▸ **GOAL**
Leaving out every picture, quote the data below exactly as it appears.

▸ **RECORDS FOR THIS TASK**
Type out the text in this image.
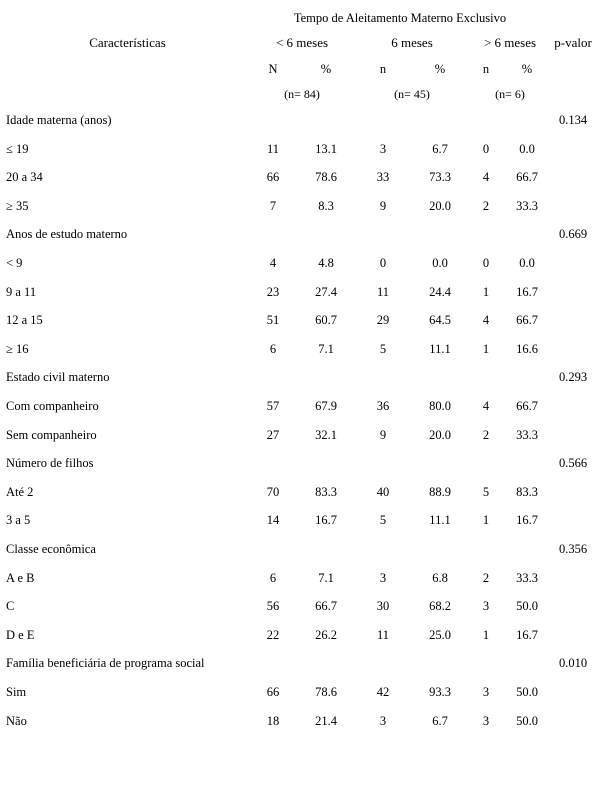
	Tempo de Aleitamento Materno Exclusivo						
Características	< 6 meses		6 meses		> 6 meses		p-valor
	N	%	n	%	n	%	
	(n= 84)		(n= 45)		(n= 6)		
Idade materna (anos)							0.134
≤ 19	11	13.1	3	6.7	0	0.0	
20 a 34	66	78.6	33	73.3	4	66.7	
≥ 35	7	8.3	9	20.0	2	33.3	
Anos de estudo materno							0.669
< 9	4	4.8	0	0.0	0	0.0	
9 a 11	23	27.4	11	24.4	1	16.7	
12 a 15	51	60.7	29	64.5	4	66.7	
≥ 16	6	7.1	5	11.1	1	16.6	
Estado civil materno							0.293
Com companheiro	57	67.9	36	80.0	4	66.7	
Sem companheiro	27	32.1	9	20.0	2	33.3	
Número de filhos							0.566
Até 2	70	83.3	40	88.9	5	83.3	
3 a 5	14	16.7	5	11.1	1	16.7	
Classe econômica							0.356
A e B	6	7.1	3	6.8	2	33.3	
C	56	66.7	30	68.2	3	50.0	
D e E	22	26.2	11	25.0	1	16.7	
Família beneficiária de programa social							0.010
Sim	66	78.6	42	93.3	3	50.0	
Não	18	21.4	3	6.7	3	50.0	
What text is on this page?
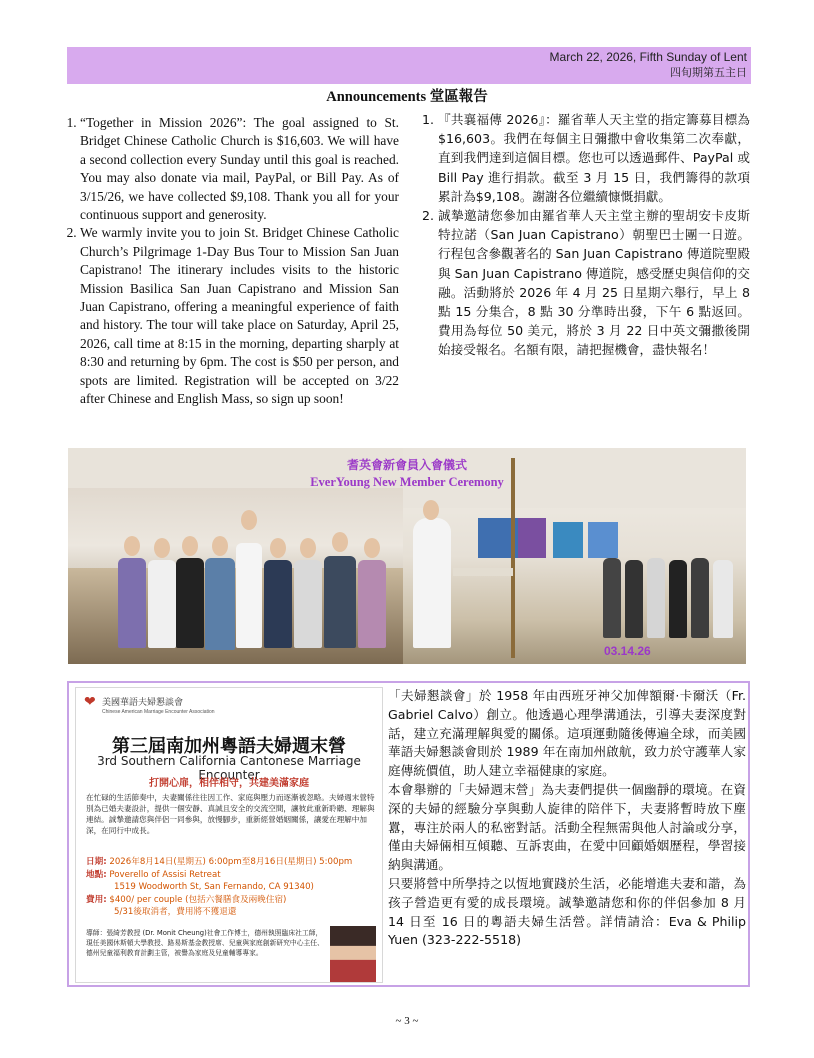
March 22, 2026, Fifth Sunday of Lent
四旬期第五主日
Announcements 堂區報告
1. “Together in Mission 2026”: The goal assigned to St. Bridget Chinese Catholic Church is $16,603. We will have a second collection every Sunday until this goal is reached. You may also donate via mail, PayPal, or Bill Pay. As of 3/15/26, we have collected $9,108. Thank you all for your continuous support and generosity.
2. We warmly invite you to join St. Bridget Chinese Catholic Church’s Pilgrimage 1-Day Bus Tour to Mission San Juan Capistrano! The itinerary includes visits to the historic Mission Basilica San Juan Capistrano and Mission San Juan Capistrano, offering a meaningful experience of faith and history. The tour will take place on Saturday, April 25, 2026, call time at 8:15 in the morning, departing sharply at 8:30 and returning by 6pm. The cost is $50 per person, and spots are limited. Registration will be accepted on 3/22 after Chinese and English Mass, so sign up soon!
1. 『共襄福傳 2026』：羅省華人天主堂的指定籌募目標為$16,603。我們在每個主日彌撒中會收集第二次奉獻，直到我們達到這個目標。您也可以透過郵件、PayPal 或 Bill Pay 進行捐款。截至 3 月 15 日，我們籌得的款項累計為$9,108。謝謝各位繼續慷慨捐獻。
2. 誠摯邀請您參加由羅省華人天主堂主辦的聖胡安卡皮斯特拉諾（San Juan Capistrano）朝聖巴士團一日遊。行程包含參觀著名的 San Juan Capistrano 傳道院聖殿與 San Juan Capistrano 傳道院，感受歷史與信仰的交融。活動將於 2026 年 4 月 25 日星期六舉行，早上 8 點 15 分集合，8 點 30 分準時出發，下午 6 點返回。費用為每位 50 美元，將於 3 月 22 日中英文彌撒後開始接受報名。名額有限，請把握機會，盡快報名！
耆英會新會員入會儀式
EverYoung New Member Ceremony
03.14.26
❤ 美國華語夫婦懇談會
Chinese American Marriage Encounter Association
第三屆南加州粵語夫婦週末營
3rd Southern California Cantonese Marriage Encounter
打開心扉，相伴相守，共建美滿家庭
在忙碌的生活節奏中，夫妻關係往往因工作、家庭與壓力而逐漸被忽略。夫婦週末營特別為已婚夫妻設計，提供一個安靜、真誠且安全的交流空間，讓彼此重新聆聽、理解與連結。誠摯邀請您與伴侶一同參與，放慢腳步，重新經營婚姻關係，讓愛在理解中加深，在同行中成長。
日期: 2026年8月14日(星期五) 6:00pm至8月16日(星期日) 5:00pm
地點: Poverello of Assisi Retreat
1519 Woodworth St, San Fernando, CA 91340)
費用: $400/ per couple (包括六餐膳食及兩晚住宿)
5/31後取消者，費用將不獲退還
導師：張綺芳教授 (Dr. Monit Cheung)社會工作博士，德州執照臨床社工師，現任美國休斯頓大學教授、路易斯基金教授席、兒童與家庭創新研究中心主任、德州兒童福利教育計劃主管，被譽為家庭及兒童輔導專家。

「夫婦懇談會」於 1958 年由西班牙神父加俾額爾·卡爾沃（Fr. Gabriel Calvo）創立。他透過心理學溝通法，引導夫妻深度對話，建立充滿理解與愛的關係。這項運動隨後傳遍全球，而美國華語夫婦懇談會則於 1989 年在南加州啟航，致力於守護華人家庭傳統價值，助人建立幸福健康的家庭。

本會舉辦的「夫婦週末營」為夫妻們提供一個幽靜的環境。在資深的夫婦的經驗分享與動人旋律的陪伴下，夫妻將暫時放下塵囂，專注於兩人的私密對話。活動全程無需與他人討論或分享，僅由夫婦倆相互傾聽、互訴衷曲，在愛中回顧婚姻歷程，學習接納與溝通。

只要將營中所學持之以恆地實踐於生活，必能增進夫妻和諧，為孩子營造更有愛的成長環境。誠摯邀請您和你的伴侶參加 8 月 14 日至 16 日的粵語夫婦生活營。詳情請洽：Eva & Philip Yuen (323-222-5518)

~ 3 ~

▸ **WRITTEN RESPONSE**
Type out the text in this image.
	Tempo de Aleitamento Materno Exclusivo						
Características	< 6 meses		6 meses		> 6 meses		p-valor
	N	%	n	%	n	%	
	(n= 84)		(n= 45)		(n= 6)		
Idade materna (anos)							0.134
≤ 19	11	13.1	3	6.7	0	0.0	
20 a 34	66	78.6	33	73.3	4	66.7	
≥ 35	7	8.3	9	20.0	2	33.3	
Anos de estudo materno							0.669
< 9	4	4.8	0	0.0	0	0.0	
9 a 11	23	27.4	11	24.4	1	16.7	
12 a 15	51	60.7	29	64.5	4	66.7	
≥ 16	6	7.1	5	11.1	1	16.6	
Estado civil materno							0.293
Com companheiro	57	67.9	36	80.0	4	66.7	
Sem companheiro	27	32.1	9	20.0	2	33.3	
Número de filhos							0.566
Até 2	70	83.3	40	88.9	5	83.3	
3 a 5	14	16.7	5	11.1	1	16.7	
Classe econômica							0.356
A e B	6	7.1	3	6.8	2	33.3	
C	56	66.7	30	68.2	3	50.0	
D e E	22	26.2	11	25.0	1	16.7	
Família beneficiária de programa social							0.010
Sim	66	78.6	42	93.3	3	50.0	
Não	18	21.4	3	6.7	3	50.0	
What text is on this page?
March 22, 2026, Fifth Sunday of Lent
四旬期第五主日
Announcements 堂區報告
1. “Together in Mission 2026”: The goal assigned to St. Bridget Chinese Catholic Church is $16,603. We will have a second collection every Sunday until this goal is reached. You may also donate via mail, PayPal, or Bill Pay. As of 3/15/26, we have collected $9,108. Thank you all for your continuous support and generosity.
2. We warmly invite you to join St. Bridget Chinese Catholic Church’s Pilgrimage 1-Day Bus Tour to Mission San Juan Capistrano! The itinerary includes visits to the historic Mission Basilica San Juan Capistrano and Mission San Juan Capistrano, offering a meaningful experience of faith and history. The tour will take place on Saturday, April 25, 2026, call time at 8:15 in the morning, departing sharply at 8:30 and returning by 6pm. The cost is $50 per person, and spots are limited. Registration will be accepted on 3/22 after Chinese and English Mass, so sign up soon!
1. 『共襄福傳 2026』：羅省華人天主堂的指定籌募目標為$16,603。我們在每個主日彌撒中會收集第二次奉獻，直到我們達到這個目標。您也可以透過郵件、PayPal 或 Bill Pay 進行捐款。截至 3 月 15 日，我們籌得的款項累計為$9,108。謝謝各位繼續慷慨捐獻。
2. 誠摯邀請您參加由羅省華人天主堂主辦的聖胡安卡皮斯特拉諾（San Juan Capistrano）朝聖巴士團一日遊。行程包含參觀著名的 San Juan Capistrano 傳道院聖殿與 San Juan Capistrano 傳道院，感受歷史與信仰的交融。活動將於 2026 年 4 月 25 日星期六舉行，早上 8 點 15 分集合，8 點 30 分準時出發，下午 6 點返回。費用為每位 50 美元，將於 3 月 22 日中英文彌撒後開始接受報名。名額有限，請把握機會，盡快報名！
耆英會新會員入會儀式
EverYoung New Member Ceremony
03.14.26
❤ 美國華語夫婦懇談會
Chinese American Marriage Encounter Association
第三屆南加州粵語夫婦週末營
3rd Southern California Cantonese Marriage Encounter
打開心扉，相伴相守，共建美滿家庭
在忙碌的生活節奏中，夫妻關係往往因工作、家庭與壓力而逐漸被忽略。夫婦週末營特別為已婚夫妻設計，提供一個安靜、真誠且安全的交流空間，讓彼此重新聆聽、理解與連結。誠摯邀請您與伴侶一同參與，放慢腳步，重新經營婚姻關係，讓愛在理解中加深，在同行中成長。
日期: 2026年8月14日(星期五) 6:00pm至8月16日(星期日) 5:00pm
地點: Poverello of Assisi Retreat
1519 Woodworth St, San Fernando, CA 91340)
費用: $400/ per couple (包括六餐膳食及兩晚住宿)
5/31後取消者，費用將不獲退還
導師：張綺芳教授 (Dr. Monit Cheung)社會工作博士，德州執照臨床社工師，現任美國休斯頓大學教授、路易斯基金教授席、兒童與家庭創新研究中心主任、德州兒童福利教育計劃主管，被譽為家庭及兒童輔導專家。

「夫婦懇談會」於 1958 年由西班牙神父加俾額爾·卡爾沃（Fr. Gabriel Calvo）創立。他透過心理學溝通法，引導夫妻深度對話，建立充滿理解與愛的關係。這項運動隨後傳遍全球，而美國華語夫婦懇談會則於 1989 年在南加州啟航，致力於守護華人家庭傳統價值，助人建立幸福健康的家庭。

本會舉辦的「夫婦週末營」為夫妻們提供一個幽靜的環境。在資深的夫婦的經驗分享與動人旋律的陪伴下，夫妻將暫時放下塵囂，專注於兩人的私密對話。活動全程無需與他人討論或分享，僅由夫婦倆相互傾聽、互訴衷曲，在愛中回顧婚姻歷程，學習接納與溝通。

只要將營中所學持之以恆地實踐於生活，必能增進夫妻和諧，為孩子營造更有愛的成長環境。誠摯邀請您和你的伴侶參加 8 月 14 日至 16 日的粵語夫婦生活營。詳情請洽：Eva & Philip Yuen (323-222-5518)

~ 3 ~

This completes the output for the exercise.